Every line holding the word "Tomas" counts once. Give the total, nothing more.

— Start of Dataset records —

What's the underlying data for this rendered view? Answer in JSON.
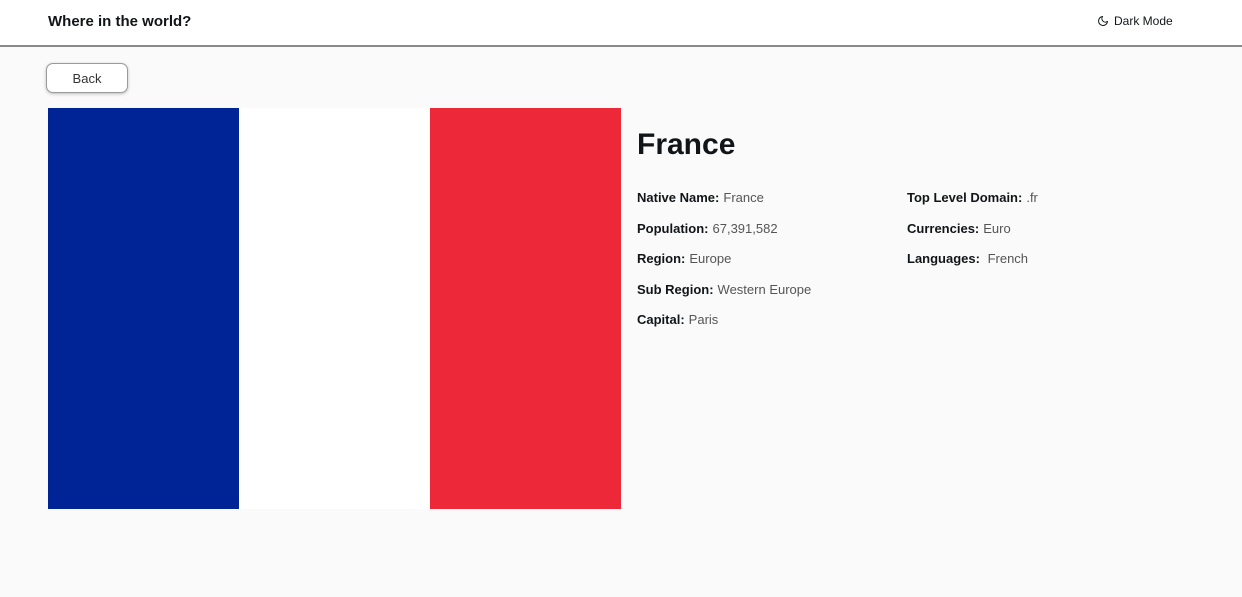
{
  "header": {
    "title": "Where in the world?",
    "theme_toggle_label": "Dark Mode",
    "theme_toggle_icon": "moon-icon"
  },
  "back_button_label": "Back",
  "country": {
    "name": "France",
    "flag": {
      "description_icon": "flag-of-france",
      "colors": [
        "#002395",
        "#ffffff",
        "#ED2939"
      ]
    },
    "details_left": [
      {
        "label": "Native Name:",
        "value": "France"
      },
      {
        "label": "Population:",
        "value": "67,391,582"
      },
      {
        "label": "Region:",
        "value": "Europe"
      },
      {
        "label": "Sub Region:",
        "value": "Western Europe"
      },
      {
        "label": "Capital:",
        "value": "Paris"
      }
    ],
    "details_right": [
      {
        "label": "Top Level Domain:",
        "value": ".fr"
      },
      {
        "label": "Currencies:",
        "value": "Euro"
      },
      {
        "label": "Languages:",
        "value": " French"
      }
    ]
  }
}
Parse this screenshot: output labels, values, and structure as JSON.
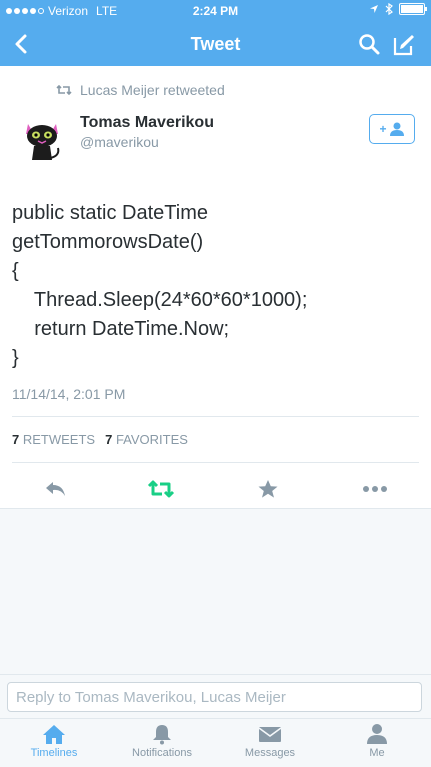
{
  "status_bar": {
    "carrier": "Verizon",
    "network": "LTE",
    "time": "2:24 PM"
  },
  "nav": {
    "title": "Tweet"
  },
  "tweet": {
    "retweeted_by": "Lucas Meijer retweeted",
    "author_name": "Tomas Maverikou",
    "author_handle": "@maverikou",
    "follow_label": "+",
    "body_lines": [
      "public static DateTime",
      "getTommorowsDate()",
      "{",
      "    Thread.Sleep(24*60*60*1000);",
      "    return DateTime.Now;",
      "}"
    ],
    "timestamp": "11/14/14, 2:01 PM",
    "retweets_count": "7",
    "retweets_label": "RETWEETS",
    "favorites_count": "7",
    "favorites_label": "FAVORITES"
  },
  "reply": {
    "placeholder": "Reply to Tomas Maverikou, Lucas Meijer"
  },
  "tabs": [
    {
      "label": "Timelines",
      "icon": "home-icon",
      "active": true
    },
    {
      "label": "Notifications",
      "icon": "bell-icon",
      "active": false
    },
    {
      "label": "Messages",
      "icon": "envelope-icon",
      "active": false
    },
    {
      "label": "Me",
      "icon": "person-icon",
      "active": false
    }
  ],
  "colors": {
    "brand": "#55acee",
    "retweet_green": "#19cf86",
    "muted": "#8899a6"
  }
}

— End of Dataset records —

▶ **Complete answer**:
2